__Listed records__.
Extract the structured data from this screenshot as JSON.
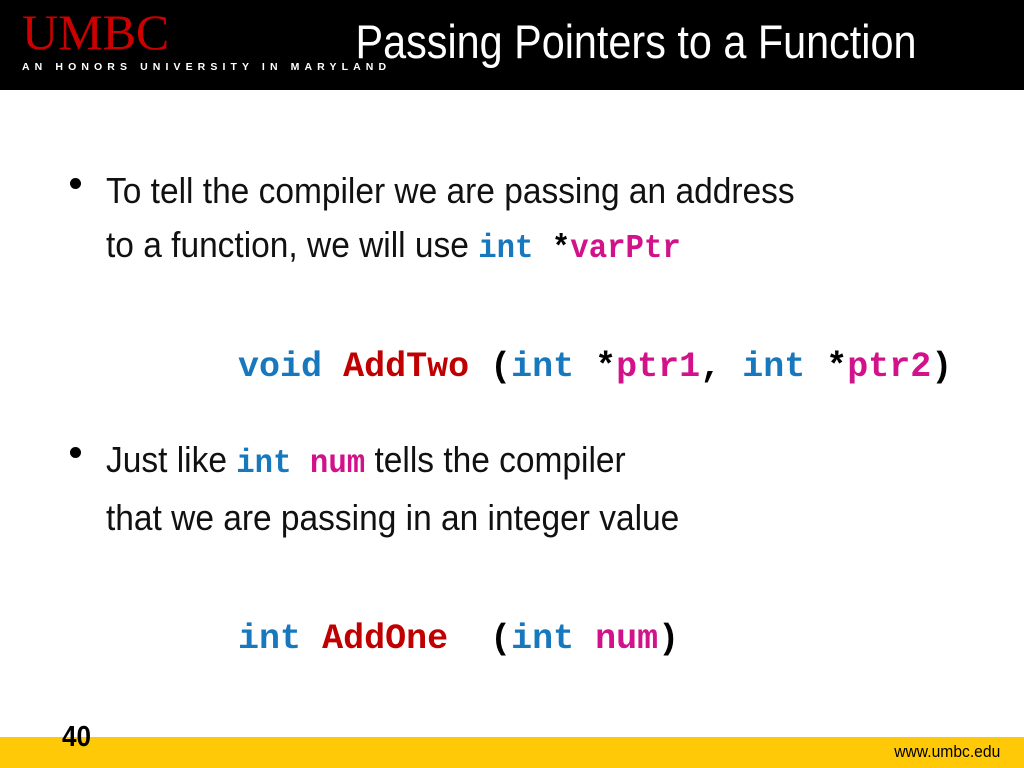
{
  "header": {
    "logo_word": "UMBC",
    "logo_tagline": "AN HONORS UNIVERSITY IN MARYLAND",
    "title": "Passing Pointers to a Function",
    "background_color": "#000000",
    "logo_color": "#CC0000",
    "title_color": "#FFFFFF"
  },
  "body": {
    "bullet1": {
      "line1_text": "To tell the compiler we are passing an address",
      "line2_prefix": "to a function, we will use ",
      "line2_code_type": "int",
      "line2_code_star": " *",
      "line2_code_var": "varPtr"
    },
    "code1": {
      "return_type": "void",
      "space1": " ",
      "name": "AddTwo",
      "space2": " ",
      "open_paren": "(",
      "param1_type": "int",
      "param1_space": " ",
      "param1_star": "*",
      "param1_name": "ptr1",
      "comma": ", ",
      "param2_type": "int",
      "param2_space": " ",
      "param2_star": "*",
      "param2_name": "ptr2",
      "close_paren": ")"
    },
    "bullet2": {
      "line1_prefix": "Just like ",
      "line1_code_type": "int",
      "line1_code_space": "  ",
      "line1_code_var": "num",
      "line1_suffix": "  tells the compiler",
      "line2_text": "that we are passing in an integer value"
    },
    "code2": {
      "return_type": "int",
      "space1": " ",
      "name": "AddOne",
      "space2": "  ",
      "open_paren": "(",
      "param1_type": "int",
      "param1_space": " ",
      "param1_name": "num",
      "close_paren": ")"
    },
    "colors": {
      "keyword_blue": "#1878BE",
      "identifier_pink": "#D2128A",
      "function_red": "#C00000",
      "punctuation_black": "#000000"
    }
  },
  "footer": {
    "slide_number": "40",
    "url": "www.umbc.edu",
    "bar_color": "#FFC907",
    "text_color": "#000000"
  }
}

__Problem__. Repeat the records above exactly, leaving out the pictures.

__Response to the exercise__.
Extract the structured data from this screenshot as JSON.
{
  "header": {
    "logo_word": "UMBC",
    "logo_tagline": "AN HONORS UNIVERSITY IN MARYLAND",
    "title": "Passing Pointers to a Function",
    "background_color": "#000000",
    "logo_color": "#CC0000",
    "title_color": "#FFFFFF"
  },
  "body": {
    "bullet1": {
      "line1_text": "To tell the compiler we are passing an address",
      "line2_prefix": "to a function, we will use ",
      "line2_code_type": "int",
      "line2_code_star": " *",
      "line2_code_var": "varPtr"
    },
    "code1": {
      "return_type": "void",
      "space1": " ",
      "name": "AddTwo",
      "space2": " ",
      "open_paren": "(",
      "param1_type": "int",
      "param1_space": " ",
      "param1_star": "*",
      "param1_name": "ptr1",
      "comma": ", ",
      "param2_type": "int",
      "param2_space": " ",
      "param2_star": "*",
      "param2_name": "ptr2",
      "close_paren": ")"
    },
    "bullet2": {
      "line1_prefix": "Just like ",
      "line1_code_type": "int",
      "line1_code_space": "  ",
      "line1_code_var": "num",
      "line1_suffix": "  tells the compiler",
      "line2_text": "that we are passing in an integer value"
    },
    "code2": {
      "return_type": "int",
      "space1": " ",
      "name": "AddOne",
      "space2": "  ",
      "open_paren": "(",
      "param1_type": "int",
      "param1_space": " ",
      "param1_name": "num",
      "close_paren": ")"
    },
    "colors": {
      "keyword_blue": "#1878BE",
      "identifier_pink": "#D2128A",
      "function_red": "#C00000",
      "punctuation_black": "#000000"
    }
  },
  "footer": {
    "slide_number": "40",
    "url": "www.umbc.edu",
    "bar_color": "#FFC907",
    "text_color": "#000000"
  }
}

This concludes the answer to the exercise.